● SET PROBLEM
Tally the lines of the listing that contain the string "活动时间". Give the number and nothing else.
########
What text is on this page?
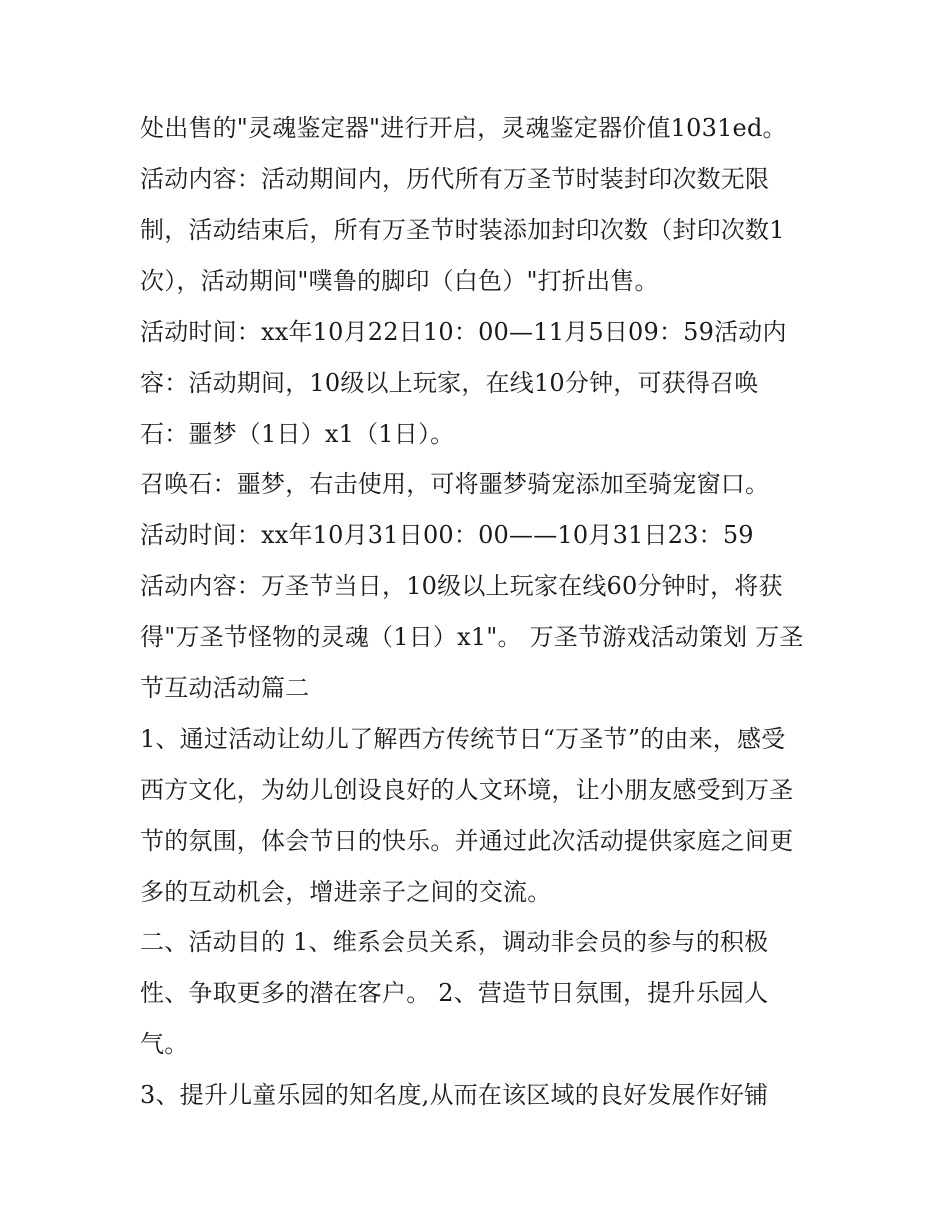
处出售的"灵魂鉴定器"进行开启，灵魂鉴定器价值1031ed。
活动内容：活动期间内，历代所有万圣节时装封印次数无限
制，活动结束后，所有万圣节时装添加封印次数（封印次数1
次），活动期间"噗鲁的脚印（白色）"打折出售。
活动时间：xx年10月22日10：00—11月5日09：59活动内
容：活动期间，10级以上玩家，在线10分钟，可获得召唤
石：噩梦（1日）x1（1日）。
召唤石：噩梦，右击使用，可将噩梦骑宠添加至骑宠窗口。
活动时间：xx年10月31日00：00——10月31日23：59
活动内容：万圣节当日，10级以上玩家在线60分钟时，将获
得"万圣节怪物的灵魂（1日）x1"。 万圣节游戏活动策划 万圣
节互动活动篇二
1、通过活动让幼儿了解西方传统节日“万圣节”的由来，感受
西方文化，为幼儿创设良好的人文环境，让小朋友感受到万圣
节的氛围，体会节日的快乐。并通过此次活动提供家庭之间更
多的互动机会，增进亲子之间的交流。
二、活动目的 1、维系会员关系，调动非会员的参与的积极
性、争取更多的潜在客户。 2、营造节日氛围，提升乐园人
气。
3、提升儿童乐园的知名度,从而在该区域的良好发展作好铺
########
● FULL OUTPUT
2